**WHAT IS BEING ASKED**:
Would you transcribe the listing that follows, character for character, and omit its images?

--- DATA ROWS ---

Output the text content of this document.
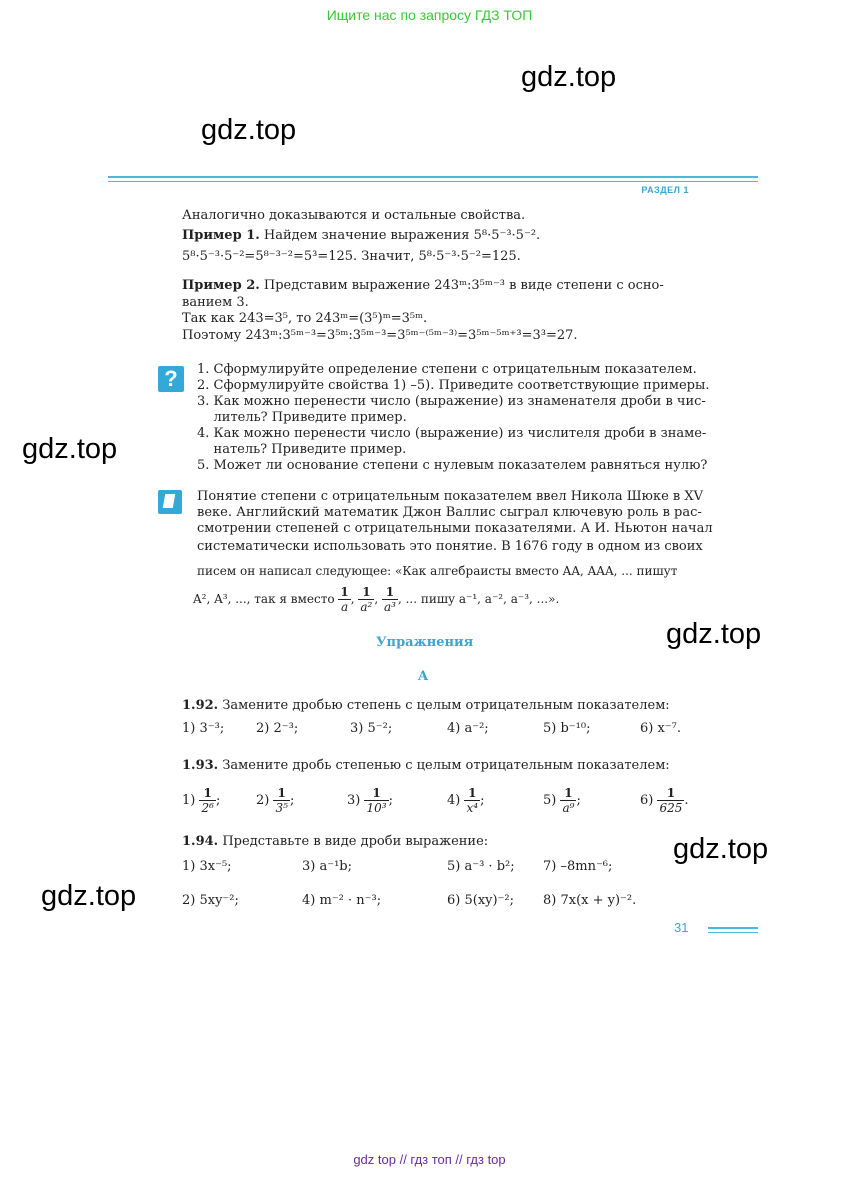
Ищите нас по запросу ГДЗ ТОП
gdz.top
gdz.top
gdz.top
gdz.top
gdz.top
gdz.top
РАЗДЕЛ 1
Аналогично доказываются и остальные свойства.
Пример 1. Найдем значение выражения 5⁸·5⁻³·5⁻².
5⁸·5⁻³·5⁻²=5⁸⁻³⁻²=5³=125. Значит, 5⁸·5⁻³·5⁻²=125.
Пример 2. Представим выражение 243ᵐ:3⁵ᵐ⁻³ в виде степени с осно-
ванием 3.
Так как 243=3⁵, то 243ᵐ=(3⁵)ᵐ=3⁵ᵐ.
Поэтому 243ᵐ:3⁵ᵐ⁻³=3⁵ᵐ:3⁵ᵐ⁻³=3⁵ᵐ⁻⁽⁵ᵐ⁻³⁾=3⁵ᵐ⁻⁵ᵐ⁺³=3³=27.
?	1. Сформулируйте определение степени с отрицательным показателем.
2. Сформулируйте свойства 1) –5). Приведите соответствующие примеры.
3. Как можно перенести число (выражение) из знаменателя дроби в чис-
литель? Приведите пример.
4. Как можно перенести число (выражение) из числителя дроби в знаме-
натель? Приведите пример.
5. Может ли основание степени с нулевым показателем равняться нулю?
Понятие степени с отрицательным показателем ввел Никола Шюке в XV
веке. Английский математик Джон Валлис сыграл ключевую роль в рас-
смотрении степеней с отрицательными показателями. А И. Ньютон начал
систематически использовать это понятие. В 1676 году в одном из своих
писем он написал следующее: «Как алгебраисты вместо AA, AAA, ... пишут
A², A³, ..., так я вместо $\frac{1}{a}$ , $\frac{1}{\text{a²}}$ , $\frac{1}{\text{a³}}$ , ... пишу a⁻¹, a⁻², a⁻³, ...».
Упражнения
A
1.92. Замените дробью степень с целым отрицательным показателем:
1) 3⁻³; 2) 2⁻³;	3) 5⁻²;	4) a⁻²;	5) b⁻¹⁰;	6) x⁻⁷.
1.93. Замените дробь степенью с целым отрицательным показателем:
$1) \frac{1}{\text{2⁶}}$ ;	$2) \frac{1}{\text{3⁵}}$ ;	$3) \frac{1}{\text{10³}}$ ;	$4) \frac{1}{\text{x⁴}}$ ;	$5) \frac{1}{\text{a⁹}}$ ;	$6) \frac{1}{625}$ .
1.94. Представьте в виде дроби выражение:
1) 3x⁻⁵;	3) a⁻¹b;	5) a⁻³ · b²; 7) –8mn⁻⁶;
2) 5xy⁻²;	4) m⁻² · n⁻³;	6) 5(xy)⁻²; 8) 7x(x + y)⁻².
31
gdz top // гдз топ // гдз top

---

**SOLUTION FOR THIS PROBLEM**:
Output the text content of this document.
Ищите нас по запросу ГДЗ ТОП
gdz.top
gdz.top
gdz.top
gdz.top
gdz.top
gdz.top
РАЗДЕЛ 1
Аналогично доказываются и остальные свойства.
Пример 1. Найдем значение выражения 5⁸·5⁻³·5⁻².
5⁸·5⁻³·5⁻²=5⁸⁻³⁻²=5³=125. Значит, 5⁸·5⁻³·5⁻²=125.
Пример 2. Представим выражение 243ᵐ:3⁵ᵐ⁻³ в виде степени с осно-
ванием 3.
Так как 243=3⁵, то 243ᵐ=(3⁵)ᵐ=3⁵ᵐ.
Поэтому 243ᵐ:3⁵ᵐ⁻³=3⁵ᵐ:3⁵ᵐ⁻³=3⁵ᵐ⁻⁽⁵ᵐ⁻³⁾=3⁵ᵐ⁻⁵ᵐ⁺³=3³=27.
?	1. Сформулируйте определение степени с отрицательным показателем.
2. Сформулируйте свойства 1) –5). Приведите соответствующие примеры.
3. Как можно перенести число (выражение) из знаменателя дроби в чис-
литель? Приведите пример.
4. Как можно перенести число (выражение) из числителя дроби в знаме-
натель? Приведите пример.
5. Может ли основание степени с нулевым показателем равняться нулю?
Понятие степени с отрицательным показателем ввел Никола Шюке в XV
веке. Английский математик Джон Валлис сыграл ключевую роль в рас-
смотрении степеней с отрицательными показателями. А И. Ньютон начал
систематически использовать это понятие. В 1676 году в одном из своих
писем он написал следующее: «Как алгебраисты вместо AA, AAA, ... пишут
A², A³, ..., так я вместо $\frac{1}{a}$ , $\frac{1}{\text{a²}}$ , $\frac{1}{\text{a³}}$ , ... пишу a⁻¹, a⁻², a⁻³, ...».
Упражнения
A
1.92. Замените дробью степень с целым отрицательным показателем:
1) 3⁻³; 2) 2⁻³;	3) 5⁻²;	4) a⁻²;	5) b⁻¹⁰;	6) x⁻⁷.
1.93. Замените дробь степенью с целым отрицательным показателем:
$1) \frac{1}{\text{2⁶}}$ ;	$2) \frac{1}{\text{3⁵}}$ ;	$3) \frac{1}{\text{10³}}$ ;	$4) \frac{1}{\text{x⁴}}$ ;	$5) \frac{1}{\text{a⁹}}$ ;	$6) \frac{1}{625}$ .
1.94. Представьте в виде дроби выражение:
1) 3x⁻⁵;	3) a⁻¹b;	5) a⁻³ · b²; 7) –8mn⁻⁶;
2) 5xy⁻²;	4) m⁻² · n⁻³;	6) 5(xy)⁻²; 8) 7x(x + y)⁻².
31
gdz top // гдз топ // гдз top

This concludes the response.